### [DIRECTIVE]
Any pictures in the records below should be skipped; write out everything else exactly.

### [DATA LINES]
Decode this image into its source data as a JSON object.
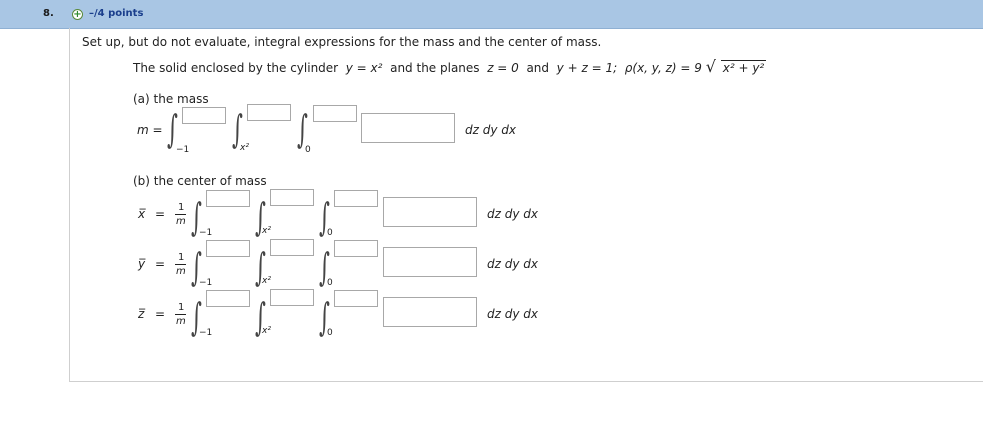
{
  "header": {
    "question_number": "8.",
    "points": "–/4 points"
  },
  "instruction": "Set up, but do not evaluate, integral expressions for the mass and the center of mass.",
  "problem": {
    "lead": "The solid enclosed by the cylinder",
    "cylinder": "y = x²",
    "mid": "and the planes",
    "plane1": "z = 0",
    "and": "and",
    "plane2": "y + z = 1;",
    "density_lhs": "ρ(x, y, z) = 9",
    "sqrt_content": "x² + y²"
  },
  "part_a": {
    "label": "(a) the mass",
    "lhs": "m =",
    "lower_limits": [
      "−1",
      "x²",
      "0"
    ],
    "differentials": "dz dy dx"
  },
  "part_b": {
    "label": "(b) the center of mass",
    "rows": [
      {
        "lhs": "x̅",
        "eq": "=",
        "numerator": "1",
        "denominator": "m",
        "lower_limits": [
          "−1",
          "x²",
          "0"
        ],
        "differentials": "dz dy dx"
      },
      {
        "lhs": "y̅",
        "eq": "=",
        "numerator": "1",
        "denominator": "m",
        "lower_limits": [
          "−1",
          "x²",
          "0"
        ],
        "differentials": "dz dy dx"
      },
      {
        "lhs": "z̅",
        "eq": "=",
        "numerator": "1",
        "denominator": "m",
        "lower_limits": [
          "−1",
          "x²",
          "0"
        ],
        "differentials": "dz dy dx"
      }
    ]
  }
}
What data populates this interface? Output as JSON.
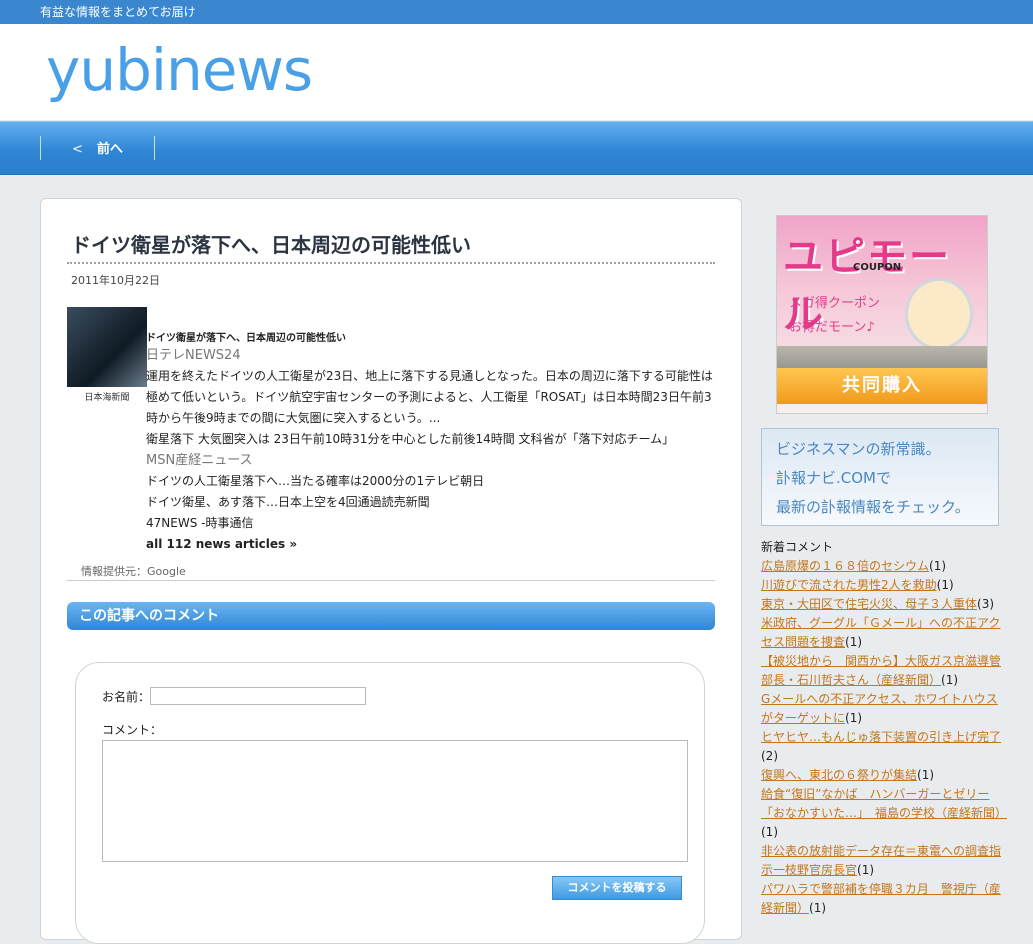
{
  "topbar": {
    "tagline": "有益な情報をまとめてお届け"
  },
  "header": {
    "logo": "yubinews"
  },
  "nav": {
    "prev_arrow": "<",
    "prev_label": "前へ"
  },
  "article": {
    "title": "ドイツ衛星が落下へ、日本周辺の可能性低い",
    "date": "2011年10月22日",
    "thumb_caption": "日本海新聞",
    "headline": "ドイツ衛星が落下へ、日本周辺の可能性低い",
    "source1": "日テレNEWS24",
    "body": "運用を終えたドイツの人工衛星が23日、地上に落下する見通しとなった。日本の周辺に落下する可能性は極めて低いという。ドイツ航空宇宙センターの予測によると、人工衛星「ROSAT」は日本時間23日午前3時から午後9時までの間に大気圏に突入するという。...",
    "related1": "衛星落下 大気圏突入は 23日午前10時31分を中心とした前後14時間 文科省が「落下対応チーム」",
    "related1_src": "MSN産経ニュース",
    "related2": "ドイツの人工衛星落下へ…当たる確率は2000分の1テレビ朝日",
    "related3": "ドイツ衛星、あす落下…日本上空を4回通過読売新聞",
    "related4": "47NEWS -時事通信",
    "all_link": "all 112 news articles »",
    "provider": "情報提供元：Google"
  },
  "comment_form": {
    "heading": "この記事へのコメント",
    "name_label": "お名前：",
    "comment_label": "コメント：",
    "submit_label": "コメントを投稿する"
  },
  "sidebar": {
    "banner1": {
      "brand": "ユピモール",
      "coupon": "COUPON",
      "line1": "メガ得クーポン",
      "line2": "お得だモーン♪",
      "ribbon": "共同購入"
    },
    "banner2": {
      "line1": "ビジネスマンの新常識。",
      "line2": "訃報ナビ.COMで",
      "line3": "最新の訃報情報をチェック。"
    },
    "new_comments_title": "新着コメント",
    "new_comments": [
      {
        "title": "広島原爆の１６８倍のセシウム",
        "count": "(1)"
      },
      {
        "title": "川遊びで流された男性2人を救助",
        "count": "(1)"
      },
      {
        "title": "東京・大田区で住宅火災、母子３人重体",
        "count": "(3)"
      },
      {
        "title": "米政府、グーグル「Ｇメール」への不正アクセス問題を捜査",
        "count": "(1)"
      },
      {
        "title": "【被災地から　関西から】大阪ガス京滋導管部長・石川哲夫さん（産経新聞）",
        "count": "(1)"
      },
      {
        "title": "Gメールへの不正アクセス、ホワイトハウスがターゲットに",
        "count": "(1)"
      },
      {
        "title": "ヒヤヒヤ…もんじゅ落下装置の引き上げ完了",
        "count": "(2)"
      },
      {
        "title": "復興へ、東北の６祭りが集結",
        "count": "(1)"
      },
      {
        "title": "給食“復旧”なかば　ハンバーガーとゼリー「おなかすいた…」　福島の学校（産経新聞）",
        "count": "(1)"
      },
      {
        "title": "非公表の放射能データ存在＝東電への調査指示一枝野官房長官",
        "count": "(1)"
      },
      {
        "title": "パワハラで警部補を停職３カ月　警視庁（産経新聞）",
        "count": "(1)"
      }
    ]
  }
}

### [ANSWER TO THIS PROBLEM]
Decode this image into its source data as a JSON object.
{
  "header": {
    "question_number": "8.",
    "points": "–/4 points"
  },
  "instruction": "Set up, but do not evaluate, integral expressions for the mass and the center of mass.",
  "problem": {
    "lead": "The solid enclosed by the cylinder",
    "cylinder": "y = x²",
    "mid": "and the planes",
    "plane1": "z = 0",
    "and": "and",
    "plane2": "y + z = 1;",
    "density_lhs": "ρ(x, y, z) = 9",
    "sqrt_content": "x² + y²"
  },
  "part_a": {
    "label": "(a) the mass",
    "lhs": "m =",
    "lower_limits": [
      "−1",
      "x²",
      "0"
    ],
    "differentials": "dz dy dx"
  },
  "part_b": {
    "label": "(b) the center of mass",
    "rows": [
      {
        "lhs": "x̅",
        "eq": "=",
        "numerator": "1",
        "denominator": "m",
        "lower_limits": [
          "−1",
          "x²",
          "0"
        ],
        "differentials": "dz dy dx"
      },
      {
        "lhs": "y̅",
        "eq": "=",
        "numerator": "1",
        "denominator": "m",
        "lower_limits": [
          "−1",
          "x²",
          "0"
        ],
        "differentials": "dz dy dx"
      },
      {
        "lhs": "z̅",
        "eq": "=",
        "numerator": "1",
        "denominator": "m",
        "lower_limits": [
          "−1",
          "x²",
          "0"
        ],
        "differentials": "dz dy dx"
      }
    ]
  }
}
What data populates this interface? Output as JSON.
{
  "topbar": {
    "tagline": "有益な情報をまとめてお届け"
  },
  "header": {
    "logo": "yubinews"
  },
  "nav": {
    "prev_arrow": "<",
    "prev_label": "前へ"
  },
  "article": {
    "title": "ドイツ衛星が落下へ、日本周辺の可能性低い",
    "date": "2011年10月22日",
    "thumb_caption": "日本海新聞",
    "headline": "ドイツ衛星が落下へ、日本周辺の可能性低い",
    "source1": "日テレNEWS24",
    "body": "運用を終えたドイツの人工衛星が23日、地上に落下する見通しとなった。日本の周辺に落下する可能性は極めて低いという。ドイツ航空宇宙センターの予測によると、人工衛星「ROSAT」は日本時間23日午前3時から午後9時までの間に大気圏に突入するという。...",
    "related1": "衛星落下 大気圏突入は 23日午前10時31分を中心とした前後14時間 文科省が「落下対応チーム」",
    "related1_src": "MSN産経ニュース",
    "related2": "ドイツの人工衛星落下へ…当たる確率は2000分の1テレビ朝日",
    "related3": "ドイツ衛星、あす落下…日本上空を4回通過読売新聞",
    "related4": "47NEWS -時事通信",
    "all_link": "all 112 news articles »",
    "provider": "情報提供元：Google"
  },
  "comment_form": {
    "heading": "この記事へのコメント",
    "name_label": "お名前：",
    "comment_label": "コメント：",
    "submit_label": "コメントを投稿する"
  },
  "sidebar": {
    "banner1": {
      "brand": "ユピモール",
      "coupon": "COUPON",
      "line1": "メガ得クーポン",
      "line2": "お得だモーン♪",
      "ribbon": "共同購入"
    },
    "banner2": {
      "line1": "ビジネスマンの新常識。",
      "line2": "訃報ナビ.COMで",
      "line3": "最新の訃報情報をチェック。"
    },
    "new_comments_title": "新着コメント",
    "new_comments": [
      {
        "title": "広島原爆の１６８倍のセシウム",
        "count": "(1)"
      },
      {
        "title": "川遊びで流された男性2人を救助",
        "count": "(1)"
      },
      {
        "title": "東京・大田区で住宅火災、母子３人重体",
        "count": "(3)"
      },
      {
        "title": "米政府、グーグル「Ｇメール」への不正アクセス問題を捜査",
        "count": "(1)"
      },
      {
        "title": "【被災地から　関西から】大阪ガス京滋導管部長・石川哲夫さん（産経新聞）",
        "count": "(1)"
      },
      {
        "title": "Gメールへの不正アクセス、ホワイトハウスがターゲットに",
        "count": "(1)"
      },
      {
        "title": "ヒヤヒヤ…もんじゅ落下装置の引き上げ完了",
        "count": "(2)"
      },
      {
        "title": "復興へ、東北の６祭りが集結",
        "count": "(1)"
      },
      {
        "title": "給食“復旧”なかば　ハンバーガーとゼリー「おなかすいた…」　福島の学校（産経新聞）",
        "count": "(1)"
      },
      {
        "title": "非公表の放射能データ存在＝東電への調査指示一枝野官房長官",
        "count": "(1)"
      },
      {
        "title": "パワハラで警部補を停職３カ月　警視庁（産経新聞）",
        "count": "(1)"
      }
    ]
  }
}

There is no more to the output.